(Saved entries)
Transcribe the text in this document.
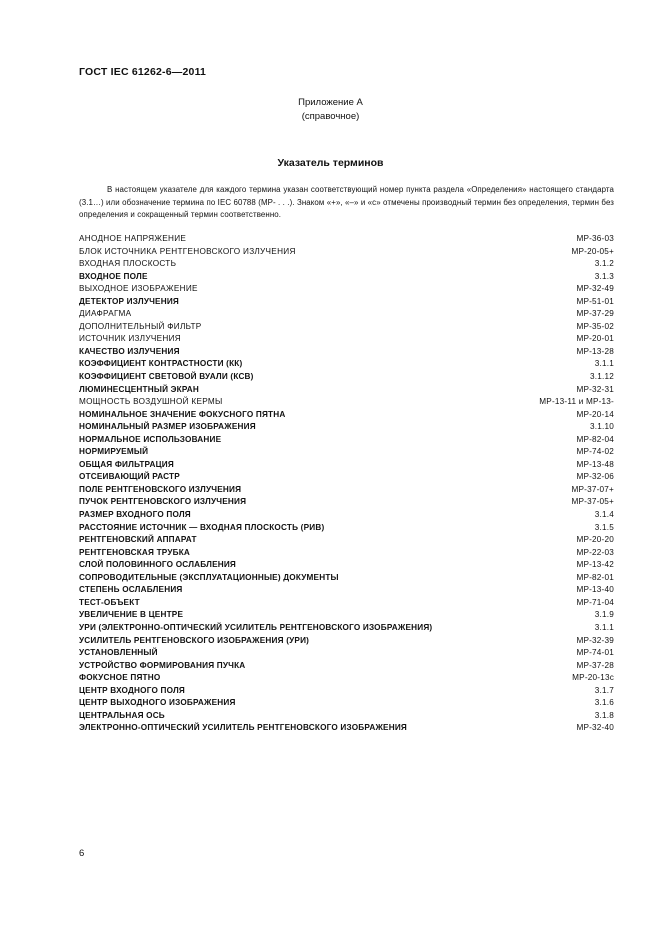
ГОСТ IEC 61262-6—2011
Приложение А
(справочное)
Указатель терминов

В настоящем указателе для каждого термина указан соответствующий номер пункта раздела «Определения» настоящего стандарта (3.1…) или обозначение термина по IEC 60788 (МР- . . .). Знаком «+», «–» и «с» отмечены производный термин без определения, термин без определения и сокращенный термин соответственно.

АНОДНОЕ НАПРЯЖЕНИЕ	МР-36-03
БЛОК ИСТОЧНИКА РЕНТГЕНОВСКОГО ИЗЛУЧЕНИЯ	МР-20-05+
ВХОДНАЯ ПЛОСКОСТЬ	3.1.2
ВХОДНОЕ ПОЛЕ	3.1.3
ВЫХОДНОЕ ИЗОБРАЖЕНИЕ	МР-32-49
ДЕТЕКТОР ИЗЛУЧЕНИЯ	МР-51-01
ДИАФРАГМА	МР-37-29
ДОПОЛНИТЕЛЬНЫЙ ФИЛЬТР	МР-35-02
ИСТОЧНИК ИЗЛУЧЕНИЯ	МР-20-01
КАЧЕСТВО ИЗЛУЧЕНИЯ	МР-13-28
КОЭФФИЦИЕНТ КОНТРАСТНОСТИ (КК)	3.1.1
КОЭФФИЦИЕНТ СВЕТОВОЙ ВУАЛИ (КСВ)	3.1.12
ЛЮМИНЕСЦЕНТНЫЙ ЭКРАН	МР-32-31
МОЩНОСТЬ ВОЗДУШНОЙ КЕРМЫ	МР-13-11 и МР-13-
НОМИНАЛЬНОЕ ЗНАЧЕНИЕ ФОКУСНОГО ПЯТНА	МР-20-14
НОМИНАЛЬНЫЙ РАЗМЕР ИЗОБРАЖЕНИЯ	3.1.10
НОРМАЛЬНОЕ ИСПОЛЬЗОВАНИЕ	МР-82-04
НОРМИРУЕМЫЙ	МР-74-02
ОБЩАЯ ФИЛЬТРАЦИЯ	МР-13-48
ОТСЕИВАЮЩИЙ РАСТР	МР-32-06
ПОЛЕ РЕНТГЕНОВСКОГО ИЗЛУЧЕНИЯ	МР-37-07+
ПУЧОК РЕНТГЕНОВСКОГО ИЗЛУЧЕНИЯ	МР-37-05+
РАЗМЕР ВХОДНОГО ПОЛЯ	3.1.4
РАССТОЯНИЕ ИСТОЧНИК — ВХОДНАЯ ПЛОСКОСТЬ (РИВ)	3.1.5
РЕНТГЕНОВСКИЙ АППАРАТ	МР-20-20
РЕНТГЕНОВСКАЯ ТРУБКА	МР-22-03
СЛОЙ ПОЛОВИННОГО ОСЛАБЛЕНИЯ	МР-13-42
СОПРОВОДИТЕЛЬНЫЕ (ЭКСПЛУАТАЦИОННЫЕ) ДОКУМЕНТЫ	МР-82-01
СТЕПЕНЬ ОСЛАБЛЕНИЯ	МР-13-40
ТЕСТ-ОБЪЕКТ	МР-71-04
УВЕЛИЧЕНИЕ В ЦЕНТРЕ	3.1.9
УРИ (ЭЛЕКТРОННО-ОПТИЧЕСКИЙ УСИЛИТЕЛЬ РЕНТГЕНОВСКОГО ИЗОБРАЖЕНИЯ)	3.1.1
УСИЛИТЕЛЬ РЕНТГЕНОВСКОГО ИЗОБРАЖЕНИЯ (УРИ)	МР-32-39
УСТАНОВЛЕННЫЙ	МР-74-01
УСТРОЙСТВО ФОРМИРОВАНИЯ ПУЧКА	МР-37-28
ФОКУСНОЕ ПЯТНО	МР-20-13с
ЦЕНТР ВХОДНОГО ПОЛЯ	3.1.7
ЦЕНТР ВЫХОДНОГО ИЗОБРАЖЕНИЯ	3.1.6
ЦЕНТРАЛЬНАЯ ОСЬ	3.1.8
ЭЛЕКТРОННО-ОПТИЧЕСКИЙ УСИЛИТЕЛЬ РЕНТГЕНОВСКОГО ИЗОБРАЖЕНИЯ	МР-32-40
6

_TO DO_
Pictures are not part of the copy; reproduce everything else in the records exactly.

_SOLUTION TO THIS TASK_
Transcribe the text in this document.
ГОСТ IEC 61262-6—2011
Приложение А
(справочное)
Указатель терминов

В настоящем указателе для каждого термина указан соответствующий номер пункта раздела «Определения» настоящего стандарта (3.1…) или обозначение термина по IEC 60788 (МР- . . .). Знаком «+», «–» и «с» отмечены производный термин без определения, термин без определения и сокращенный термин соответственно.

АНОДНОЕ НАПРЯЖЕНИЕ	МР-36-03
БЛОК ИСТОЧНИКА РЕНТГЕНОВСКОГО ИЗЛУЧЕНИЯ	МР-20-05+
ВХОДНАЯ ПЛОСКОСТЬ	3.1.2
ВХОДНОЕ ПОЛЕ	3.1.3
ВЫХОДНОЕ ИЗОБРАЖЕНИЕ	МР-32-49
ДЕТЕКТОР ИЗЛУЧЕНИЯ	МР-51-01
ДИАФРАГМА	МР-37-29
ДОПОЛНИТЕЛЬНЫЙ ФИЛЬТР	МР-35-02
ИСТОЧНИК ИЗЛУЧЕНИЯ	МР-20-01
КАЧЕСТВО ИЗЛУЧЕНИЯ	МР-13-28
КОЭФФИЦИЕНТ КОНТРАСТНОСТИ (КК)	3.1.1
КОЭФФИЦИЕНТ СВЕТОВОЙ ВУАЛИ (КСВ)	3.1.12
ЛЮМИНЕСЦЕНТНЫЙ ЭКРАН	МР-32-31
МОЩНОСТЬ ВОЗДУШНОЙ КЕРМЫ	МР-13-11 и МР-13-
НОМИНАЛЬНОЕ ЗНАЧЕНИЕ ФОКУСНОГО ПЯТНА	МР-20-14
НОМИНАЛЬНЫЙ РАЗМЕР ИЗОБРАЖЕНИЯ	3.1.10
НОРМАЛЬНОЕ ИСПОЛЬЗОВАНИЕ	МР-82-04
НОРМИРУЕМЫЙ	МР-74-02
ОБЩАЯ ФИЛЬТРАЦИЯ	МР-13-48
ОТСЕИВАЮЩИЙ РАСТР	МР-32-06
ПОЛЕ РЕНТГЕНОВСКОГО ИЗЛУЧЕНИЯ	МР-37-07+
ПУЧОК РЕНТГЕНОВСКОГО ИЗЛУЧЕНИЯ	МР-37-05+
РАЗМЕР ВХОДНОГО ПОЛЯ	3.1.4
РАССТОЯНИЕ ИСТОЧНИК — ВХОДНАЯ ПЛОСКОСТЬ (РИВ)	3.1.5
РЕНТГЕНОВСКИЙ АППАРАТ	МР-20-20
РЕНТГЕНОВСКАЯ ТРУБКА	МР-22-03
СЛОЙ ПОЛОВИННОГО ОСЛАБЛЕНИЯ	МР-13-42
СОПРОВОДИТЕЛЬНЫЕ (ЭКСПЛУАТАЦИОННЫЕ) ДОКУМЕНТЫ	МР-82-01
СТЕПЕНЬ ОСЛАБЛЕНИЯ	МР-13-40
ТЕСТ-ОБЪЕКТ	МР-71-04
УВЕЛИЧЕНИЕ В ЦЕНТРЕ	3.1.9
УРИ (ЭЛЕКТРОННО-ОПТИЧЕСКИЙ УСИЛИТЕЛЬ РЕНТГЕНОВСКОГО ИЗОБРАЖЕНИЯ)	3.1.1
УСИЛИТЕЛЬ РЕНТГЕНОВСКОГО ИЗОБРАЖЕНИЯ (УРИ)	МР-32-39
УСТАНОВЛЕННЫЙ	МР-74-01
УСТРОЙСТВО ФОРМИРОВАНИЯ ПУЧКА	МР-37-28
ФОКУСНОЕ ПЯТНО	МР-20-13с
ЦЕНТР ВХОДНОГО ПОЛЯ	3.1.7
ЦЕНТР ВЫХОДНОГО ИЗОБРАЖЕНИЯ	3.1.6
ЦЕНТРАЛЬНАЯ ОСЬ	3.1.8
ЭЛЕКТРОННО-ОПТИЧЕСКИЙ УСИЛИТЕЛЬ РЕНТГЕНОВСКОГО ИЗОБРАЖЕНИЯ	МР-32-40
6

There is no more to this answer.